**Task to carry out:**
Gather all lines from the material that contain the word "JSON".

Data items
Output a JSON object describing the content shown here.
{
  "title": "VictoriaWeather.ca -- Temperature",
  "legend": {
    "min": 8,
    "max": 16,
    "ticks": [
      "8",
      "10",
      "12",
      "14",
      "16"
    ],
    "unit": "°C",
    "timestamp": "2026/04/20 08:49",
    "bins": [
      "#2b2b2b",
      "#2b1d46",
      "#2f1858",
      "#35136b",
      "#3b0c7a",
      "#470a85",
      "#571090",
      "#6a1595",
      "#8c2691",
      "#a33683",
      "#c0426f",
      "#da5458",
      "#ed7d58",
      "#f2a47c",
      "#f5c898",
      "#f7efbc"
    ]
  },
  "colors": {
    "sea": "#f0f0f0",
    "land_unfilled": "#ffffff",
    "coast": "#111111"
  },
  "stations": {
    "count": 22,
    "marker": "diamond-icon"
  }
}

--

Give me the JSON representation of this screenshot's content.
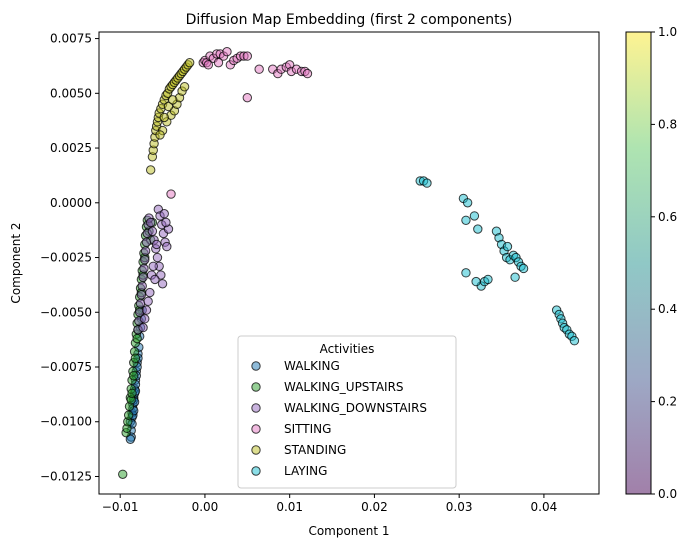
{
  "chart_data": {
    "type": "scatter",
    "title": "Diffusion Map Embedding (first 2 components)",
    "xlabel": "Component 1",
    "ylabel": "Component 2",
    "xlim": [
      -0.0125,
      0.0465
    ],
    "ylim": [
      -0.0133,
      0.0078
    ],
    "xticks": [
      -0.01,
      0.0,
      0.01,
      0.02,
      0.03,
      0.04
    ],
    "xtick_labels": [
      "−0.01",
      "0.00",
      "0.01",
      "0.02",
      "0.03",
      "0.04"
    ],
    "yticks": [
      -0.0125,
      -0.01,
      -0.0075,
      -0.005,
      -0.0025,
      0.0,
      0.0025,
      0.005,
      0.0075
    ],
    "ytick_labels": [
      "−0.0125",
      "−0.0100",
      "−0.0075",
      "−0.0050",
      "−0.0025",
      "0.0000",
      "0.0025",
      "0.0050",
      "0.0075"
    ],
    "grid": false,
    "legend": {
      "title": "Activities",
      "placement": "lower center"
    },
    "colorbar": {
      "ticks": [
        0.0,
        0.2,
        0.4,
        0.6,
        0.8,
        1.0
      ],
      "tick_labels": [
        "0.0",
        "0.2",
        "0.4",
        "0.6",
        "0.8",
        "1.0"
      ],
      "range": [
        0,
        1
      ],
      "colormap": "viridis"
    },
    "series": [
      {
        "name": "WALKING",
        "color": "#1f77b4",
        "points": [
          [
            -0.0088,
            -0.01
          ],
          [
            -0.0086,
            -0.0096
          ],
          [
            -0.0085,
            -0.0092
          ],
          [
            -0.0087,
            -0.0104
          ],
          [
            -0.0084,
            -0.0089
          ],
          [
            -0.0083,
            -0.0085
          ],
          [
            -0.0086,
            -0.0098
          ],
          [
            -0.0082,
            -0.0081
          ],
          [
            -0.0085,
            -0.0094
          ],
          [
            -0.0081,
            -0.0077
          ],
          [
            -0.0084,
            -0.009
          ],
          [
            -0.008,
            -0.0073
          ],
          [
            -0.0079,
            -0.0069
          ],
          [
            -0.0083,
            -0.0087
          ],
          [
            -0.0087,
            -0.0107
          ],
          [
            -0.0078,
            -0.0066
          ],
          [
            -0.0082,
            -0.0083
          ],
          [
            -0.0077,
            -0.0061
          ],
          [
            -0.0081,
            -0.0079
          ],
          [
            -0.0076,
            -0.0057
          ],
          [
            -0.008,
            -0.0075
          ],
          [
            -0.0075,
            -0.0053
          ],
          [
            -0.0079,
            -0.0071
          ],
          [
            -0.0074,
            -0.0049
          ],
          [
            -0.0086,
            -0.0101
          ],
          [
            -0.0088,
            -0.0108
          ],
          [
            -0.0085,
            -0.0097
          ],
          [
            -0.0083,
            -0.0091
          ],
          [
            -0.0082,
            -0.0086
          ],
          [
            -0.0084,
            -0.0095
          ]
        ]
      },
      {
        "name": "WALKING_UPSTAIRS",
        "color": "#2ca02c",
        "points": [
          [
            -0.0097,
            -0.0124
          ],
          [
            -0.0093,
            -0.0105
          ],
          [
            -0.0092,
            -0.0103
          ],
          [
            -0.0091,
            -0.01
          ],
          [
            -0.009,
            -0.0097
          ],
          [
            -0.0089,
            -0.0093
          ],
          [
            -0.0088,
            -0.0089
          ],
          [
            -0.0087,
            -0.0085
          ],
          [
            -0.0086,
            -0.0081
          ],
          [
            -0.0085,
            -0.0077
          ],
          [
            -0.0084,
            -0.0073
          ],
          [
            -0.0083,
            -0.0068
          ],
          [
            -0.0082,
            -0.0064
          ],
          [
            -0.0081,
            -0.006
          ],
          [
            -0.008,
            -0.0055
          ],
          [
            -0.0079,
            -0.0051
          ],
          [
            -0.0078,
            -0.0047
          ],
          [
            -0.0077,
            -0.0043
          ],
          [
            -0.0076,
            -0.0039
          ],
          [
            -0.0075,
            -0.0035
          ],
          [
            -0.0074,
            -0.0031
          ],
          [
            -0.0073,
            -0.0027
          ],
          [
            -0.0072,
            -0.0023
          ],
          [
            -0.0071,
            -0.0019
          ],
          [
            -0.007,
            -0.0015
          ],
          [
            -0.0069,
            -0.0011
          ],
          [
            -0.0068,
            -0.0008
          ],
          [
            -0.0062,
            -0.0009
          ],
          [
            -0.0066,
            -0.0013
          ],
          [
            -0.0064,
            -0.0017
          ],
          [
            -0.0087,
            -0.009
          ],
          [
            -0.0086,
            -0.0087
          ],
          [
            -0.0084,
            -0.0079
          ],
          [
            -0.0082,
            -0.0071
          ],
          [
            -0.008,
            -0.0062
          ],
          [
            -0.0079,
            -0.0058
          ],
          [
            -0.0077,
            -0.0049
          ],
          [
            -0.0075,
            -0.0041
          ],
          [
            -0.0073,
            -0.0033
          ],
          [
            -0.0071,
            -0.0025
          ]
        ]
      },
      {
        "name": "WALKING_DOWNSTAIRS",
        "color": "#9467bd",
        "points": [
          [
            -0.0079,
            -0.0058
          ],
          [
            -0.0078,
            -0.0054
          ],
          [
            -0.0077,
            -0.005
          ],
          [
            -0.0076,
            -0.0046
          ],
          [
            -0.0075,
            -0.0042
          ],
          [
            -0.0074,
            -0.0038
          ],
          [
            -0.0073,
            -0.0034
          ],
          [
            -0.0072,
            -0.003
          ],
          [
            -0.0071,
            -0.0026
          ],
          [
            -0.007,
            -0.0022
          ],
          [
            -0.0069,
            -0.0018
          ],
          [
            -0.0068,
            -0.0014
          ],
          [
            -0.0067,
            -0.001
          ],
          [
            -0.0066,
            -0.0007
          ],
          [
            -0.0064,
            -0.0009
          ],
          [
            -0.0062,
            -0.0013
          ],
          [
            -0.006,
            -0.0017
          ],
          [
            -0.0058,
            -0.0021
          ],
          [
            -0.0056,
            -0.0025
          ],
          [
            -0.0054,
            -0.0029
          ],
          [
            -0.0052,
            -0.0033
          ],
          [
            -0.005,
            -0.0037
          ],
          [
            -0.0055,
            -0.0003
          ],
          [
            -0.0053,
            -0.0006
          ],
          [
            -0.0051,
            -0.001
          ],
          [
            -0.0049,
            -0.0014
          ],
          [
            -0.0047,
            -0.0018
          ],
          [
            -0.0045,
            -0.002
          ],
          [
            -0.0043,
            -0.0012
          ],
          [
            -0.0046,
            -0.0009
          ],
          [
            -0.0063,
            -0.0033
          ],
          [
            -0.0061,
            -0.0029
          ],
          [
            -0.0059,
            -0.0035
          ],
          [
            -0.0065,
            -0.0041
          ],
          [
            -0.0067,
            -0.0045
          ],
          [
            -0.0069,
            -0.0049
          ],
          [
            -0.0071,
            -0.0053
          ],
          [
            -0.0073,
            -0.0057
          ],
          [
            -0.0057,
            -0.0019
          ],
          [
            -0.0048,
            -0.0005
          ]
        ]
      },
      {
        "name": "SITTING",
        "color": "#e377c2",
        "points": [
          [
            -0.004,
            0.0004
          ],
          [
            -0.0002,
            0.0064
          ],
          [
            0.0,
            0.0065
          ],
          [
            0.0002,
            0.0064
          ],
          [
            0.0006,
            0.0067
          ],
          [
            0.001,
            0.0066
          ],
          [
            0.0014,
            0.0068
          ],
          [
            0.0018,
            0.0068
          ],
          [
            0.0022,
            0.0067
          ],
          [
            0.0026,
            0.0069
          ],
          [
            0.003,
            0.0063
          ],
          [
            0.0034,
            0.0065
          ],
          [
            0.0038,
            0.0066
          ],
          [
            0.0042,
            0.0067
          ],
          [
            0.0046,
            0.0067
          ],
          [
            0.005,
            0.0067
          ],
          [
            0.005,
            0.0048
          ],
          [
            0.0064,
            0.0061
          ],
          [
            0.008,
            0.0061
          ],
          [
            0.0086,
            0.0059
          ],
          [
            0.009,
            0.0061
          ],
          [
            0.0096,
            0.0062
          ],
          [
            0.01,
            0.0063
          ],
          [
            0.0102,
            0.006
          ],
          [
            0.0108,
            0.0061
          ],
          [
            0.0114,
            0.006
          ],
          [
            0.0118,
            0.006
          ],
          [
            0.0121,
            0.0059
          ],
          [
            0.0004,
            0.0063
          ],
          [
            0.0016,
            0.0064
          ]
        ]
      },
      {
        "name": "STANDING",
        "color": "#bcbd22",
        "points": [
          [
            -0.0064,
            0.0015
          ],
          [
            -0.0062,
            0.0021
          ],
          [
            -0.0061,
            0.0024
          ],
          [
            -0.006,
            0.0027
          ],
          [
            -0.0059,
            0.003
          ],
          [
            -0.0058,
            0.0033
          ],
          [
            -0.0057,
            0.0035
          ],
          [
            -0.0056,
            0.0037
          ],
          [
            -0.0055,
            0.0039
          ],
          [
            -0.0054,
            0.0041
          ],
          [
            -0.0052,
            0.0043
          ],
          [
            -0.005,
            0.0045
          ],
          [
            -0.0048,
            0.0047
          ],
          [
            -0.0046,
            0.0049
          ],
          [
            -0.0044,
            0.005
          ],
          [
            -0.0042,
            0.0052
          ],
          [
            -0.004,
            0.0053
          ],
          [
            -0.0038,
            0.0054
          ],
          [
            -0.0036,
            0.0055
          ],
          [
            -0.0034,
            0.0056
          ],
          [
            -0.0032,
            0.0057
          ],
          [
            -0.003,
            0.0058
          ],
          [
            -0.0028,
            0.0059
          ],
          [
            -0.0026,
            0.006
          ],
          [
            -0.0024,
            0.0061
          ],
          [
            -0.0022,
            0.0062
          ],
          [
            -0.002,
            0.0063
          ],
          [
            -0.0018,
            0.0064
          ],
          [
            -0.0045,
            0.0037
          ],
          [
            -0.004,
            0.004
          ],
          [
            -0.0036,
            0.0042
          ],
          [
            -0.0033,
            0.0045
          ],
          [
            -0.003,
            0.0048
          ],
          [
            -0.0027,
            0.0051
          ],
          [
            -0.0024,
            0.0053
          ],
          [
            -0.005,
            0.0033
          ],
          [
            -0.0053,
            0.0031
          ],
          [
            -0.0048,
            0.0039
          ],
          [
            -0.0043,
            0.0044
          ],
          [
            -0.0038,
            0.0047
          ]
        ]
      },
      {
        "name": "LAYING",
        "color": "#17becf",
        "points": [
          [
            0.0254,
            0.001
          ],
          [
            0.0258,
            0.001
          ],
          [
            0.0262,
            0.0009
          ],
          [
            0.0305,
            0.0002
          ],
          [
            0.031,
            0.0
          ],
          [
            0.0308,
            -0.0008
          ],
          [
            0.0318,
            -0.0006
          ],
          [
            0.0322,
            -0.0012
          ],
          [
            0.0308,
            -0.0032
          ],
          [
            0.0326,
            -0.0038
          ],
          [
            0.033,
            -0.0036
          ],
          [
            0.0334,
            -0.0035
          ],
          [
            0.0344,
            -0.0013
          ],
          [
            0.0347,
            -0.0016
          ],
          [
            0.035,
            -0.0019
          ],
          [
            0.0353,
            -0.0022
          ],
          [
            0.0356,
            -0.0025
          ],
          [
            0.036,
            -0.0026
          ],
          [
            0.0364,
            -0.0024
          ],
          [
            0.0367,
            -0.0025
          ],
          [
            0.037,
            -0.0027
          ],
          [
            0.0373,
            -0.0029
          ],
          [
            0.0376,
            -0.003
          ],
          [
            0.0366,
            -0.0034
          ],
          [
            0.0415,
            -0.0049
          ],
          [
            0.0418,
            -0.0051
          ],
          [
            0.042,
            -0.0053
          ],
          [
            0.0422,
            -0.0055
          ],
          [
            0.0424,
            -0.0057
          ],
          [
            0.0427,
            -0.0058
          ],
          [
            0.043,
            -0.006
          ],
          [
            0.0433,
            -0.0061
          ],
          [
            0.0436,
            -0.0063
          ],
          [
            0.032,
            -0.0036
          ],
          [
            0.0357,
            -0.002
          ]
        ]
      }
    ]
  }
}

---

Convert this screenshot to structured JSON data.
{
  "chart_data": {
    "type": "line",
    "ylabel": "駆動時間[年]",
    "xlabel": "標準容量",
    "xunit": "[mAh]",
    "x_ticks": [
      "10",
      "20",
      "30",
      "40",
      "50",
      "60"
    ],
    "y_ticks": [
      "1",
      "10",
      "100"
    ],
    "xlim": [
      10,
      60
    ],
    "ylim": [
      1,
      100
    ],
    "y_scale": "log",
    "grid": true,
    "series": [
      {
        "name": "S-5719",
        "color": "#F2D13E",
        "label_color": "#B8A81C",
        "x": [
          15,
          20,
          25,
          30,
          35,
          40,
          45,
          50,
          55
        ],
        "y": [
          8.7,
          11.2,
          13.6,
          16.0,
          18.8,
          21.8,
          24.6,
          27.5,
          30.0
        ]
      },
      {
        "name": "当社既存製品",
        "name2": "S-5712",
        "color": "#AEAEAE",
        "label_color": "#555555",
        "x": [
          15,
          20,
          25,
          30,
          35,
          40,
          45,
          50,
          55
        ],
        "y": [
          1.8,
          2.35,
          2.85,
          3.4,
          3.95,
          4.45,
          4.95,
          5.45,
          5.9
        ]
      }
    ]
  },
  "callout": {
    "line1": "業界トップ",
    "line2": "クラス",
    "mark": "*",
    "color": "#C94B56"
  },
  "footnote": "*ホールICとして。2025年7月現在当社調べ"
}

**Response below:**
Output a JSON object describing the content shown here.
Give me the JSON representation of this screenshot's content.
Convert this screenshot to structured JSON data.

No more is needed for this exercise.